Goal of the exercise:
Answer with one number only: the number of lines that include the word "title".

—————

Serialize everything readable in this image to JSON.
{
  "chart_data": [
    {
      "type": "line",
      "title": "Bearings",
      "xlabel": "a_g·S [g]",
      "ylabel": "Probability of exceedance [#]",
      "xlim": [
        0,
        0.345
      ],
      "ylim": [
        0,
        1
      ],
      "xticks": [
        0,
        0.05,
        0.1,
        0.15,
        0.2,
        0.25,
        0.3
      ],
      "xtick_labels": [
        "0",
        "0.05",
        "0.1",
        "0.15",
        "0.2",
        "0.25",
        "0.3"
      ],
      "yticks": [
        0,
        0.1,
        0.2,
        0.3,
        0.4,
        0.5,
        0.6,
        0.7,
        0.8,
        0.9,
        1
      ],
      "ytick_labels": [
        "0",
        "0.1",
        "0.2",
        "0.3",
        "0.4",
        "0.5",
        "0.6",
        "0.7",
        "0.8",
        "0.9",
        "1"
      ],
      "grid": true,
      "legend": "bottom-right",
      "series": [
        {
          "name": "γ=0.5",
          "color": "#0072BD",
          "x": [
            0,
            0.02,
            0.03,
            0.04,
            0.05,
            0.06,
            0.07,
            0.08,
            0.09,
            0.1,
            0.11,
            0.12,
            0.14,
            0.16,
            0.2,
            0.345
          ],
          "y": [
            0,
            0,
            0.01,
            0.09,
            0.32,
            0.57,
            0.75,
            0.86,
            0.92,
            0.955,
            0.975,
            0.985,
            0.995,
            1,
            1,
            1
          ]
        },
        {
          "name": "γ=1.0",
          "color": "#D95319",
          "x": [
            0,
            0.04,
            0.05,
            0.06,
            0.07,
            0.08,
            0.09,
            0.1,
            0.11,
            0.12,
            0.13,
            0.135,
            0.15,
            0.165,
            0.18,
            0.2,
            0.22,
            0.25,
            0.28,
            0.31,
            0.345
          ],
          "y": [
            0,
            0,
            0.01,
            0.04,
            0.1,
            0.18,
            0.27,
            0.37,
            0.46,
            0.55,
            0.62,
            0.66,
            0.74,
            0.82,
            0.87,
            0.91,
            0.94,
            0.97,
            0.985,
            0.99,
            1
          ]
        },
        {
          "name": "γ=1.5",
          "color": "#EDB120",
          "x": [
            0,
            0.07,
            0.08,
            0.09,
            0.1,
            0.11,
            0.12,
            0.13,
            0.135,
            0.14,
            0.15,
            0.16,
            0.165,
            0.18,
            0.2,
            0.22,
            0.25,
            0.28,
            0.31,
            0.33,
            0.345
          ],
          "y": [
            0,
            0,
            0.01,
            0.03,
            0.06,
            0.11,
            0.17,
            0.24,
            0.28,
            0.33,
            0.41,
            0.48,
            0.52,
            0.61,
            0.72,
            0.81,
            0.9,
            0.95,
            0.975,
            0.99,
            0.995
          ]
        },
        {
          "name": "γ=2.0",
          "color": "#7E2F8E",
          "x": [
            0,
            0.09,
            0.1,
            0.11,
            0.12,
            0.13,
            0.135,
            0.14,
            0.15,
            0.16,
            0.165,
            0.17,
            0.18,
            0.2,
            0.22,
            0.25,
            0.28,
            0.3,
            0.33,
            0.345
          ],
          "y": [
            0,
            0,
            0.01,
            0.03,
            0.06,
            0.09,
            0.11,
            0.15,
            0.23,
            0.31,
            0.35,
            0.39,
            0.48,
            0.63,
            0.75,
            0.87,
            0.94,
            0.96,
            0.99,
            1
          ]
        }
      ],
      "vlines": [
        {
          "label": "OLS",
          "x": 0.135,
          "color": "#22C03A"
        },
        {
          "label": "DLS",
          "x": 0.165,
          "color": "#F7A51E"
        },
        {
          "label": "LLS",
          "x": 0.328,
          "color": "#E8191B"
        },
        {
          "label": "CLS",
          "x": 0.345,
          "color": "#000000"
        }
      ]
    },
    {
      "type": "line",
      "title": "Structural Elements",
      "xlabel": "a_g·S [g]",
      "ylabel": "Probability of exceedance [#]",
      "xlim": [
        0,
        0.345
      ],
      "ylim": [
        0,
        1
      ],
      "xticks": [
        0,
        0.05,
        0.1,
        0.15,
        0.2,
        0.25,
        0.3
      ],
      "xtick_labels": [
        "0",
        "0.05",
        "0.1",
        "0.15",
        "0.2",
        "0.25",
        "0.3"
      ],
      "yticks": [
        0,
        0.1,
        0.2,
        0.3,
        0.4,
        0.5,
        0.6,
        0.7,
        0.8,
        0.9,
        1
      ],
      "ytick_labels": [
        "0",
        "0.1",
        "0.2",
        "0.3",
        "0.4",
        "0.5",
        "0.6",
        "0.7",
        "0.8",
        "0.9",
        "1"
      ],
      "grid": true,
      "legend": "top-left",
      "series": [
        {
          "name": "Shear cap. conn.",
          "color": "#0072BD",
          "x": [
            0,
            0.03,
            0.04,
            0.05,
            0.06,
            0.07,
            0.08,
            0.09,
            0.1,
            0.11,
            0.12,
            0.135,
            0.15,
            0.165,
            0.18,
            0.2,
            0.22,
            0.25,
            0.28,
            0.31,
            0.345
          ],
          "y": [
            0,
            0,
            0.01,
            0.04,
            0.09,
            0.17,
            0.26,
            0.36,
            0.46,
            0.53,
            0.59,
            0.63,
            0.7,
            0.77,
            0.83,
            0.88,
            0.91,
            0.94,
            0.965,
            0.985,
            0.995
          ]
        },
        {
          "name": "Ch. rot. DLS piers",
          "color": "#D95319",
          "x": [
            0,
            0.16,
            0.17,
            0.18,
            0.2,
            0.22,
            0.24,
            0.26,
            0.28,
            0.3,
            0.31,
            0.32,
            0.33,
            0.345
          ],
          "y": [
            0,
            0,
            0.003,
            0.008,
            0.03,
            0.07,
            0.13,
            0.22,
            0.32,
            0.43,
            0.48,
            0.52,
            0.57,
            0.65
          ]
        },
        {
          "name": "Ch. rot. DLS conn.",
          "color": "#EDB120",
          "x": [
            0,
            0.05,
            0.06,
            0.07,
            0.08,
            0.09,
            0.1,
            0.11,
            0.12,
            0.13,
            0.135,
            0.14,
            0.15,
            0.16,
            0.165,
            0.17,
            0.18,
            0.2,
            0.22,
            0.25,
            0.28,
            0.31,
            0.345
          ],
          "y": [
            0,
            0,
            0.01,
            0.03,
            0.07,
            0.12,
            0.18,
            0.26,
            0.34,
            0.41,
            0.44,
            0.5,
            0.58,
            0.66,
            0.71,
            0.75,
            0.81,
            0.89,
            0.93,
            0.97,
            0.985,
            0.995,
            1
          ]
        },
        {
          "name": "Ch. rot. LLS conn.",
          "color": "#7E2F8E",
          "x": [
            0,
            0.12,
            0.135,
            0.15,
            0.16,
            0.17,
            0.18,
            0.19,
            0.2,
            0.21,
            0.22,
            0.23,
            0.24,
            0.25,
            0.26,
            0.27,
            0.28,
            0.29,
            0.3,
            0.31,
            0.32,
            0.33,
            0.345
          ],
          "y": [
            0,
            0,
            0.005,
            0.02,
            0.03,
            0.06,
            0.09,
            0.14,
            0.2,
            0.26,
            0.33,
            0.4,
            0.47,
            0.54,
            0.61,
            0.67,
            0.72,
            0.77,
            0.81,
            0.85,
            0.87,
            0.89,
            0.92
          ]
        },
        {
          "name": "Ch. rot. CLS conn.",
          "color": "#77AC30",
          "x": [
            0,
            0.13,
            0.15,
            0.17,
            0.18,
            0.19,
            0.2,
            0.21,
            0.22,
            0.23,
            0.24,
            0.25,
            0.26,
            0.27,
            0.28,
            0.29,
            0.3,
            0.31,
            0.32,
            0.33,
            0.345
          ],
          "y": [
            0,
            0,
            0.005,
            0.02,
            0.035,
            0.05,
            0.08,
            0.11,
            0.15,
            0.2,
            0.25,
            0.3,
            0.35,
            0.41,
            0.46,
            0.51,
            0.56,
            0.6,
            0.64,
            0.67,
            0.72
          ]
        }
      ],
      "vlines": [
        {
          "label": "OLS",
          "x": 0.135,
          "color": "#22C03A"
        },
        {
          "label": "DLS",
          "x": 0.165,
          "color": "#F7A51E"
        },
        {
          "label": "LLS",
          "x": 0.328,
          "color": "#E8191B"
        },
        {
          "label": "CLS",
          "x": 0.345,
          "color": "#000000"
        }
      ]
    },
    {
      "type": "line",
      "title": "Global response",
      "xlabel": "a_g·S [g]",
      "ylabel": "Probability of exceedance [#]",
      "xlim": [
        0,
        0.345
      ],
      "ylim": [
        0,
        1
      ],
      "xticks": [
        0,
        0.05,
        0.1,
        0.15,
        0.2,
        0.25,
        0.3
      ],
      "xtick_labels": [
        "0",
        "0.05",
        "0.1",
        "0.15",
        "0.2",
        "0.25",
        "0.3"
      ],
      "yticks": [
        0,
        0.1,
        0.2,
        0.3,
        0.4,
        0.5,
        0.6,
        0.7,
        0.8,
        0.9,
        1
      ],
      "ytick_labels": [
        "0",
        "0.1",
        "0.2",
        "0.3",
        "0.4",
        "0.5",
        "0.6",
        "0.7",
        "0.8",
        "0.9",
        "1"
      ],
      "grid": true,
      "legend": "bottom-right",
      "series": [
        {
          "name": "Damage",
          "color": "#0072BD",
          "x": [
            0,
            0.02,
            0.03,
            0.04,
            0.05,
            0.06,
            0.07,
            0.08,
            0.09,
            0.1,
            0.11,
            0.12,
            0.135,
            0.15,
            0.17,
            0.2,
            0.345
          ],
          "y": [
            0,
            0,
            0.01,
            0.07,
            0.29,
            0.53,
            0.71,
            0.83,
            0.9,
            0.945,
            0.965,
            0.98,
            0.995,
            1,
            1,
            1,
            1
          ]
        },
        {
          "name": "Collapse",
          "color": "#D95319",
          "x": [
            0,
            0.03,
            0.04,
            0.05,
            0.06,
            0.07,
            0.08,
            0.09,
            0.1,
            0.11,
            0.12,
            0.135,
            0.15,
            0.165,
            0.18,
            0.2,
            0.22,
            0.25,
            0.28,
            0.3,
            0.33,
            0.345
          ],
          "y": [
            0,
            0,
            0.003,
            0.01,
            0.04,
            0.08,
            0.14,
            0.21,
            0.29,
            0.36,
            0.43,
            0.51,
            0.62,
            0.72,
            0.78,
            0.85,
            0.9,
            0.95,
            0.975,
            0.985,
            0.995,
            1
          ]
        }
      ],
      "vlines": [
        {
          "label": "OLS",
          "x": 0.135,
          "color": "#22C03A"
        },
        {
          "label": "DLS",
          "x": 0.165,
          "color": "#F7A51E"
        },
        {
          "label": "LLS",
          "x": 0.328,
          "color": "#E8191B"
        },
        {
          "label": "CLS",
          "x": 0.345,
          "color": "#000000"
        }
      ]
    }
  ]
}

—————

Solution below:
3